→ **Problem requirements**:
Exact repetition of every entry is required.

→ **Data section**:
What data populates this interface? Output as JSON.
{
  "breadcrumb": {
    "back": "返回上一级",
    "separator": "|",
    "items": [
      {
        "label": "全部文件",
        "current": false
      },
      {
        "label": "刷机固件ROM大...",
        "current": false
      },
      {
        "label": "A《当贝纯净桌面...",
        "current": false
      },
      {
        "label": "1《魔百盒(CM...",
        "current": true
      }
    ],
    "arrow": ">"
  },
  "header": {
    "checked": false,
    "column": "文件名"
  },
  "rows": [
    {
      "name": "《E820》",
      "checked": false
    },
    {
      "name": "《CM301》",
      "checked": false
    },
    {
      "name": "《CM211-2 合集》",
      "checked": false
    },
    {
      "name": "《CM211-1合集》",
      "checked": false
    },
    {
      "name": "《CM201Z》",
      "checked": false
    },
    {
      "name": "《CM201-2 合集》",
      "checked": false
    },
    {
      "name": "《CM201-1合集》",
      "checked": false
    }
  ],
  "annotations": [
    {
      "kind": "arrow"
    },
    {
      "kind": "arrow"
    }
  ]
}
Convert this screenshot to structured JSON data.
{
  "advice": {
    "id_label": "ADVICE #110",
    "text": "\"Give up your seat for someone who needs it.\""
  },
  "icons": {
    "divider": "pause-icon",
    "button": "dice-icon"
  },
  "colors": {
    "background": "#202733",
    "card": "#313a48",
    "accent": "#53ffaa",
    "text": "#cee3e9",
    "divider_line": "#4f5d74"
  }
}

→ **Reply to the task**:
What data populates this interface? Output as JSON.
{
  "breadcrumb": {
    "back": "返回上一级",
    "separator": "|",
    "items": [
      {
        "label": "全部文件",
        "current": false
      },
      {
        "label": "刷机固件ROM大...",
        "current": false
      },
      {
        "label": "A《当贝纯净桌面...",
        "current": false
      },
      {
        "label": "1《魔百盒(CM...",
        "current": true
      }
    ],
    "arrow": ">"
  },
  "header": {
    "checked": false,
    "column": "文件名"
  },
  "rows": [
    {
      "name": "《E820》",
      "checked": false
    },
    {
      "name": "《CM301》",
      "checked": false
    },
    {
      "name": "《CM211-2 合集》",
      "checked": false
    },
    {
      "name": "《CM211-1合集》",
      "checked": false
    },
    {
      "name": "《CM201Z》",
      "checked": false
    },
    {
      "name": "《CM201-2 合集》",
      "checked": false
    },
    {
      "name": "《CM201-1合集》",
      "checked": false
    }
  ],
  "annotations": [
    {
      "kind": "arrow"
    },
    {
      "kind": "arrow"
    }
  ]
}
Convert this screenshot to structured JSON data.
{
  "advice": {
    "id_label": "ADVICE #110",
    "text": "\"Give up your seat for someone who needs it.\""
  },
  "icons": {
    "divider": "pause-icon",
    "button": "dice-icon"
  },
  "colors": {
    "background": "#202733",
    "card": "#313a48",
    "accent": "#53ffaa",
    "text": "#cee3e9",
    "divider_line": "#4f5d74"
  }
}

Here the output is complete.